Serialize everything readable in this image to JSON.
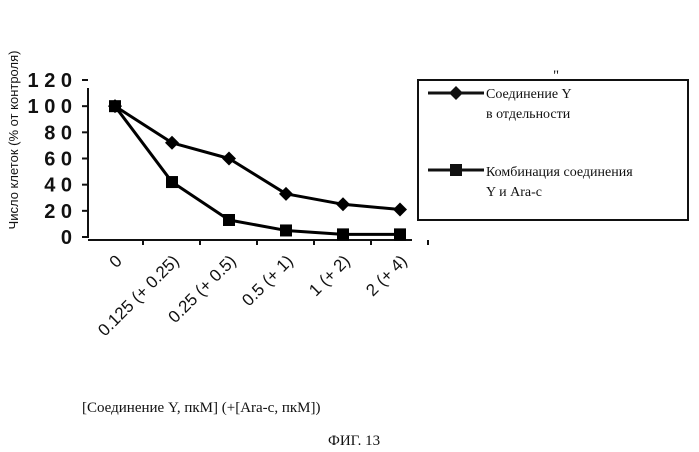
{
  "chart_data": {
    "type": "line",
    "ylabel": "Число клеток (% от контроля)",
    "xlabel": "[Соединение Y, пкМ] (+[Ara-c, пкМ])",
    "figure_label": "ФИГ. 13",
    "stray_mark": "\"",
    "y_tick_labels": [
      "0",
      "2 0",
      "4 0",
      "6 0",
      "8 0",
      "1 0 0",
      "1 2 0"
    ],
    "y_tick_values": [
      0,
      20,
      40,
      60,
      80,
      100,
      120
    ],
    "ylim": [
      0,
      120
    ],
    "x_tick_labels": [
      "0",
      "0.125 (+ 0.25)",
      "0.25 (+ 0.5)",
      "0.5 (+ 1)",
      "1 (+ 2)",
      "2 (+ 4)"
    ],
    "categories": [
      "0",
      "0.125",
      "0.25",
      "0.5",
      "1",
      "2"
    ],
    "grid": false,
    "legend_position": "right",
    "series": [
      {
        "name": "Соединение Y в отдельности",
        "marker": "diamond",
        "color": "#000000",
        "values": [
          100,
          72,
          60,
          33,
          25,
          21
        ]
      },
      {
        "name": "Комбинация соединения Y и Ara-c",
        "marker": "square",
        "color": "#000000",
        "values": [
          100,
          42,
          13,
          5,
          2,
          2
        ]
      }
    ]
  }
}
═══
## Work required
Pictures stay out of the copy; please restate every record above exactly.

## Result of this exercise
Serialize everything readable in this image to JSON.
{
  "chart_data": {
    "type": "line",
    "ylabel": "Число клеток (% от контроля)",
    "xlabel": "[Соединение Y, пкМ] (+[Ara-c, пкМ])",
    "figure_label": "ФИГ. 13",
    "stray_mark": "\"",
    "y_tick_labels": [
      "0",
      "2 0",
      "4 0",
      "6 0",
      "8 0",
      "1 0 0",
      "1 2 0"
    ],
    "y_tick_values": [
      0,
      20,
      40,
      60,
      80,
      100,
      120
    ],
    "ylim": [
      0,
      120
    ],
    "x_tick_labels": [
      "0",
      "0.125 (+ 0.25)",
      "0.25 (+ 0.5)",
      "0.5 (+ 1)",
      "1 (+ 2)",
      "2 (+ 4)"
    ],
    "categories": [
      "0",
      "0.125",
      "0.25",
      "0.5",
      "1",
      "2"
    ],
    "grid": false,
    "legend_position": "right",
    "series": [
      {
        "name": "Соединение Y в отдельности",
        "marker": "diamond",
        "color": "#000000",
        "values": [
          100,
          72,
          60,
          33,
          25,
          21
        ]
      },
      {
        "name": "Комбинация соединения Y и Ara-c",
        "marker": "square",
        "color": "#000000",
        "values": [
          100,
          42,
          13,
          5,
          2,
          2
        ]
      }
    ]
  }
}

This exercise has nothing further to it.